▶ _To be done_
All of the material below is to be restated word for word, apart from the pictures.

[Start Raw data]

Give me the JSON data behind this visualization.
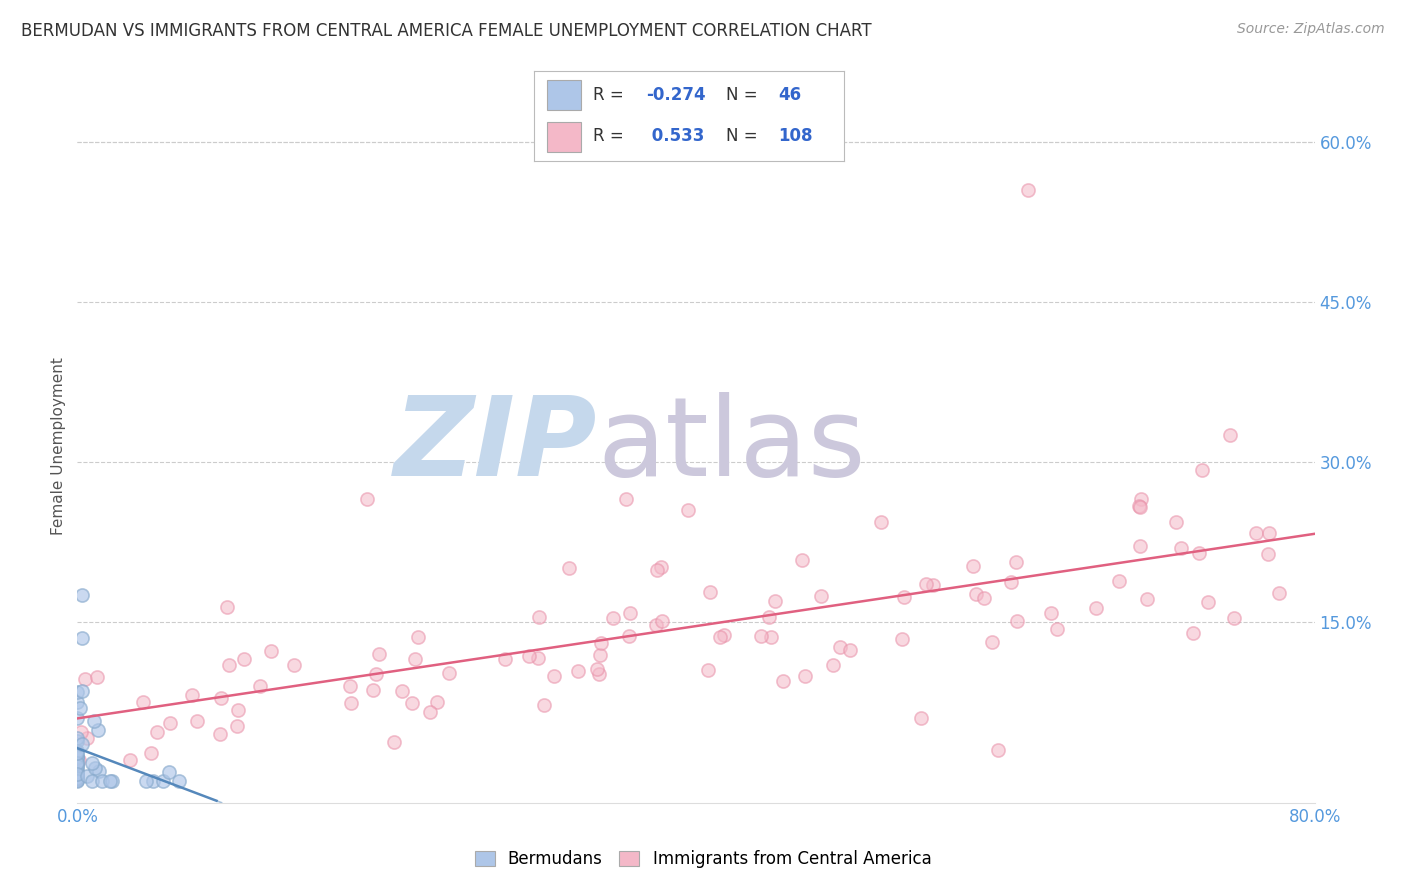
{
  "title": "BERMUDAN VS IMMIGRANTS FROM CENTRAL AMERICA FEMALE UNEMPLOYMENT CORRELATION CHART",
  "source": "Source: ZipAtlas.com",
  "ylabel": "Female Unemployment",
  "legend_labels": [
    "Bermudans",
    "Immigrants from Central America"
  ],
  "blue_R": -0.274,
  "blue_N": 46,
  "pink_R": 0.533,
  "pink_N": 108,
  "blue_legend_color": "#aec6e8",
  "pink_legend_color": "#f4b8c8",
  "blue_line_color": "#5588bb",
  "pink_line_color": "#e06080",
  "blue_scatter_edge": "#88aacc",
  "blue_scatter_face": "#aec6e8",
  "pink_scatter_edge": "#e890a8",
  "pink_scatter_face": "#f4b8c8",
  "xlim": [
    0.0,
    0.8
  ],
  "ylim": [
    -0.02,
    0.65
  ],
  "xtick_left": 0.0,
  "xtick_right": 0.8,
  "yticks_right": [
    0.15,
    0.3,
    0.45,
    0.6
  ],
  "background_color": "#ffffff",
  "grid_color": "#cccccc",
  "tick_color": "#5599dd",
  "title_color": "#333333",
  "source_color": "#999999",
  "watermark_zip_color": "#c5d8ec",
  "watermark_atlas_color": "#ccc8dc"
}
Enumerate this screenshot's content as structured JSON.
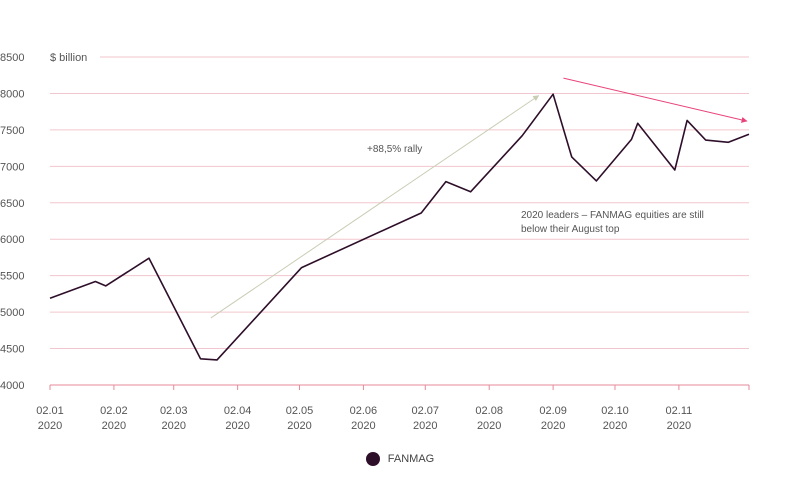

[End Raw data]

▶ _Answer in full_
Give me the JSON data behind this visualization.
{
  "title": "BERMUDAN VS IMMIGRANTS FROM CENTRAL AMERICA FEMALE UNEMPLOYMENT CORRELATION CHART",
  "source": "Source: ZipAtlas.com",
  "ylabel": "Female Unemployment",
  "legend_labels": [
    "Bermudans",
    "Immigrants from Central America"
  ],
  "blue_R": -0.274,
  "blue_N": 46,
  "pink_R": 0.533,
  "pink_N": 108,
  "blue_legend_color": "#aec6e8",
  "pink_legend_color": "#f4b8c8",
  "blue_line_color": "#5588bb",
  "pink_line_color": "#e06080",
  "blue_scatter_edge": "#88aacc",
  "blue_scatter_face": "#aec6e8",
  "pink_scatter_edge": "#e890a8",
  "pink_scatter_face": "#f4b8c8",
  "xlim": [
    0.0,
    0.8
  ],
  "ylim": [
    -0.02,
    0.65
  ],
  "xtick_left": 0.0,
  "xtick_right": 0.8,
  "yticks_right": [
    0.15,
    0.3,
    0.45,
    0.6
  ],
  "background_color": "#ffffff",
  "grid_color": "#cccccc",
  "tick_color": "#5599dd",
  "title_color": "#333333",
  "source_color": "#999999",
  "watermark_zip_color": "#c5d8ec",
  "watermark_atlas_color": "#ccc8dc"
}
Enumerate this screenshot's content as structured JSON.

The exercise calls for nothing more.